## What to do
Below are some records; retype all of them exactly.

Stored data
= = = = =
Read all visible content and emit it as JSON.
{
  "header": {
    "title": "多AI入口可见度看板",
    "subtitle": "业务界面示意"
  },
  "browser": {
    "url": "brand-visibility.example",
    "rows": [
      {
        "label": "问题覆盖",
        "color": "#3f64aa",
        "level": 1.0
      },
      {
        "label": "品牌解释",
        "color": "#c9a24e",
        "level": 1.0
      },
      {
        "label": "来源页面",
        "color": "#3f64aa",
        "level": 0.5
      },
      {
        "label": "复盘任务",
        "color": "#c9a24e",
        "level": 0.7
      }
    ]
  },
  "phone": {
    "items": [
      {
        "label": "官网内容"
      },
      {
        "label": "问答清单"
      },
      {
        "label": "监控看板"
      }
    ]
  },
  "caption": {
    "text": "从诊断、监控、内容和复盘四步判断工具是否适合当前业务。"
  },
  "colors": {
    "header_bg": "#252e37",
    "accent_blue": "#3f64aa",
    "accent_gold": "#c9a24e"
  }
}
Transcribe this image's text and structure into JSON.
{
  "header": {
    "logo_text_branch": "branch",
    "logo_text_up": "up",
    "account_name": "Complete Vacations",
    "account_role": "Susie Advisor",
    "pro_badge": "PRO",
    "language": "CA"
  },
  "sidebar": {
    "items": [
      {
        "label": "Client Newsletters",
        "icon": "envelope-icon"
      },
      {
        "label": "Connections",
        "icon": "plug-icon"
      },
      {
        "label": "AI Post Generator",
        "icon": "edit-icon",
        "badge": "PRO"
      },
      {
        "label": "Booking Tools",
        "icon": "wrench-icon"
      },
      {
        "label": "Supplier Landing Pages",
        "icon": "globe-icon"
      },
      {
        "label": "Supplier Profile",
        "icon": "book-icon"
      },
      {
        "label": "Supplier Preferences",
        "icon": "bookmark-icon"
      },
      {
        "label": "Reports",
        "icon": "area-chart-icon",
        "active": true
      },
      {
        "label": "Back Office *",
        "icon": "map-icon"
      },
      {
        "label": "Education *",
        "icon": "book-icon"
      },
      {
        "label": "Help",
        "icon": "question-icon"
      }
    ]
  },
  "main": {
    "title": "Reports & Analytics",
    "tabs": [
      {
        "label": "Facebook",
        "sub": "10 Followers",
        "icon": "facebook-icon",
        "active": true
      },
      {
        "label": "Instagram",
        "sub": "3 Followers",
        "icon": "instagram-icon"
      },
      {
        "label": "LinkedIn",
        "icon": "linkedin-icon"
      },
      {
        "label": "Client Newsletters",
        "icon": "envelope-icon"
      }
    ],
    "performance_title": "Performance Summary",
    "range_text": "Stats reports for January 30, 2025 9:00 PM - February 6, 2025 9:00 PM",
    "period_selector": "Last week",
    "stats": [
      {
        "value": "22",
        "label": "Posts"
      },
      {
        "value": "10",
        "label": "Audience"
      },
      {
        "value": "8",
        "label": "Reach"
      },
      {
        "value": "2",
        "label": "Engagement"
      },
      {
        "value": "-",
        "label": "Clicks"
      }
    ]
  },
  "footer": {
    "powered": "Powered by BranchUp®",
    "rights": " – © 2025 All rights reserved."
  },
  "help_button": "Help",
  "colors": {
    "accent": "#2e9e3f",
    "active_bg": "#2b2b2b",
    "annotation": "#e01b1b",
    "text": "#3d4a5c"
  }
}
= = = = =
## Output for this task
Read all visible content and emit it as JSON.
{
  "header": {
    "title": "多AI入口可见度看板",
    "subtitle": "业务界面示意"
  },
  "browser": {
    "url": "brand-visibility.example",
    "rows": [
      {
        "label": "问题覆盖",
        "color": "#3f64aa",
        "level": 1.0
      },
      {
        "label": "品牌解释",
        "color": "#c9a24e",
        "level": 1.0
      },
      {
        "label": "来源页面",
        "color": "#3f64aa",
        "level": 0.5
      },
      {
        "label": "复盘任务",
        "color": "#c9a24e",
        "level": 0.7
      }
    ]
  },
  "phone": {
    "items": [
      {
        "label": "官网内容"
      },
      {
        "label": "问答清单"
      },
      {
        "label": "监控看板"
      }
    ]
  },
  "caption": {
    "text": "从诊断、监控、内容和复盘四步判断工具是否适合当前业务。"
  },
  "colors": {
    "header_bg": "#252e37",
    "accent_blue": "#3f64aa",
    "accent_gold": "#c9a24e"
  }
}
Transcribe this image's text and structure into JSON.
{
  "header": {
    "logo_text_branch": "branch",
    "logo_text_up": "up",
    "account_name": "Complete Vacations",
    "account_role": "Susie Advisor",
    "pro_badge": "PRO",
    "language": "CA"
  },
  "sidebar": {
    "items": [
      {
        "label": "Client Newsletters",
        "icon": "envelope-icon"
      },
      {
        "label": "Connections",
        "icon": "plug-icon"
      },
      {
        "label": "AI Post Generator",
        "icon": "edit-icon",
        "badge": "PRO"
      },
      {
        "label": "Booking Tools",
        "icon": "wrench-icon"
      },
      {
        "label": "Supplier Landing Pages",
        "icon": "globe-icon"
      },
      {
        "label": "Supplier Profile",
        "icon": "book-icon"
      },
      {
        "label": "Supplier Preferences",
        "icon": "bookmark-icon"
      },
      {
        "label": "Reports",
        "icon": "area-chart-icon",
        "active": true
      },
      {
        "label": "Back Office *",
        "icon": "map-icon"
      },
      {
        "label": "Education *",
        "icon": "book-icon"
      },
      {
        "label": "Help",
        "icon": "question-icon"
      }
    ]
  },
  "main": {
    "title": "Reports & Analytics",
    "tabs": [
      {
        "label": "Facebook",
        "sub": "10 Followers",
        "icon": "facebook-icon",
        "active": true
      },
      {
        "label": "Instagram",
        "sub": "3 Followers",
        "icon": "instagram-icon"
      },
      {
        "label": "LinkedIn",
        "icon": "linkedin-icon"
      },
      {
        "label": "Client Newsletters",
        "icon": "envelope-icon"
      }
    ],
    "performance_title": "Performance Summary",
    "range_text": "Stats reports for January 30, 2025 9:00 PM - February 6, 2025 9:00 PM",
    "period_selector": "Last week",
    "stats": [
      {
        "value": "22",
        "label": "Posts"
      },
      {
        "value": "10",
        "label": "Audience"
      },
      {
        "value": "8",
        "label": "Reach"
      },
      {
        "value": "2",
        "label": "Engagement"
      },
      {
        "value": "-",
        "label": "Clicks"
      }
    ]
  },
  "footer": {
    "powered": "Powered by BranchUp®",
    "rights": " – © 2025 All rights reserved."
  },
  "help_button": "Help",
  "colors": {
    "accent": "#2e9e3f",
    "active_bg": "#2b2b2b",
    "annotation": "#e01b1b",
    "text": "#3d4a5c"
  }
}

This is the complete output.